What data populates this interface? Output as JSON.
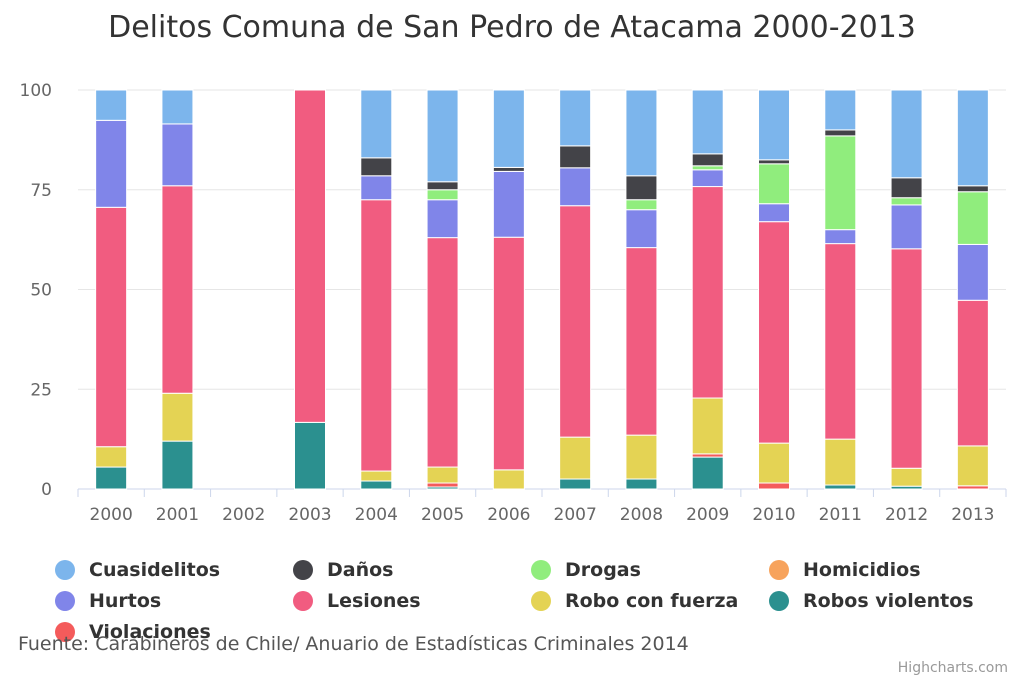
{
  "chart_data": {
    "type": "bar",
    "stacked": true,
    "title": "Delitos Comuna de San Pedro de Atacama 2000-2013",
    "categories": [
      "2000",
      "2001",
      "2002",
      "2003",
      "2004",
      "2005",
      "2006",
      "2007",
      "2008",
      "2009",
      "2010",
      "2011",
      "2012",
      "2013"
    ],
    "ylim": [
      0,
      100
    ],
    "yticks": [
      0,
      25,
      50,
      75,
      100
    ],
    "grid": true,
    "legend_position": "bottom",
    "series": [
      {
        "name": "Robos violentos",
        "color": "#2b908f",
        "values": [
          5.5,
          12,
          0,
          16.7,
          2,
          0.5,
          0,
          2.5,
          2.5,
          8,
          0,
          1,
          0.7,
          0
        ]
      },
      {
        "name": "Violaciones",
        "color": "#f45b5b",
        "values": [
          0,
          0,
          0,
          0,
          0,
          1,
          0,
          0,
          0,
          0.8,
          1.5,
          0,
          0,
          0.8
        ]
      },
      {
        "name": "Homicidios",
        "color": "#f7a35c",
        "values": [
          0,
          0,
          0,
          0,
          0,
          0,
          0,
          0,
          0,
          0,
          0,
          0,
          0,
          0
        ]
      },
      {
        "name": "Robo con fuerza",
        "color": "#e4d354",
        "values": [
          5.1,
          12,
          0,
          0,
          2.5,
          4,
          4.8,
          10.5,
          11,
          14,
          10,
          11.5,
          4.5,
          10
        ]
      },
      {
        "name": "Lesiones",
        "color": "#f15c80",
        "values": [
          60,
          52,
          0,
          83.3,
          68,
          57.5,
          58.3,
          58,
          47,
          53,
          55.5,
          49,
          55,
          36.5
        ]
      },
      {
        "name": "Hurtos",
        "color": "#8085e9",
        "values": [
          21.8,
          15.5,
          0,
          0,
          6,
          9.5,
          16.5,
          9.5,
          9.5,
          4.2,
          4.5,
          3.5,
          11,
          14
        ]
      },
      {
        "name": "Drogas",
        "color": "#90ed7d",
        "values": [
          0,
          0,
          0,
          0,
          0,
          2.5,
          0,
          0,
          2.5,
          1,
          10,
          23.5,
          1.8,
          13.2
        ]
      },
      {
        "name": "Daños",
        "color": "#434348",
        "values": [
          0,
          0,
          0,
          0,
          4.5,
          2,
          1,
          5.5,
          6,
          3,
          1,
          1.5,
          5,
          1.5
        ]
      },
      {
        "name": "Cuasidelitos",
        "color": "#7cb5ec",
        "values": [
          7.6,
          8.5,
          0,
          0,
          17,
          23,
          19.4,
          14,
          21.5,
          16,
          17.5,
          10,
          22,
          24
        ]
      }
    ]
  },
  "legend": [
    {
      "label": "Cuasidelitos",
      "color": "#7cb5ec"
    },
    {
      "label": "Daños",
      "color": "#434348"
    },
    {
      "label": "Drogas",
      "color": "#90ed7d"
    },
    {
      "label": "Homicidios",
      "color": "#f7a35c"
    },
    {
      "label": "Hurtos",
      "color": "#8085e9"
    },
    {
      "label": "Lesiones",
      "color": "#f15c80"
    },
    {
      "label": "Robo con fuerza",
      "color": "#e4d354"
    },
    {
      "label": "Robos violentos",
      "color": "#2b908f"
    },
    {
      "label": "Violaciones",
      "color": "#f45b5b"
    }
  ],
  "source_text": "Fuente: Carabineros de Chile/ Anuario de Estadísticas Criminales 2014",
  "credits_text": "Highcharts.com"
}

_Objective:_ Scan the listing above and identify each line holding the string "Cuasidelitos"; copy every such line.

_The response:_
        "name": "Cuasidelitos",
      "label": "Cuasidelitos",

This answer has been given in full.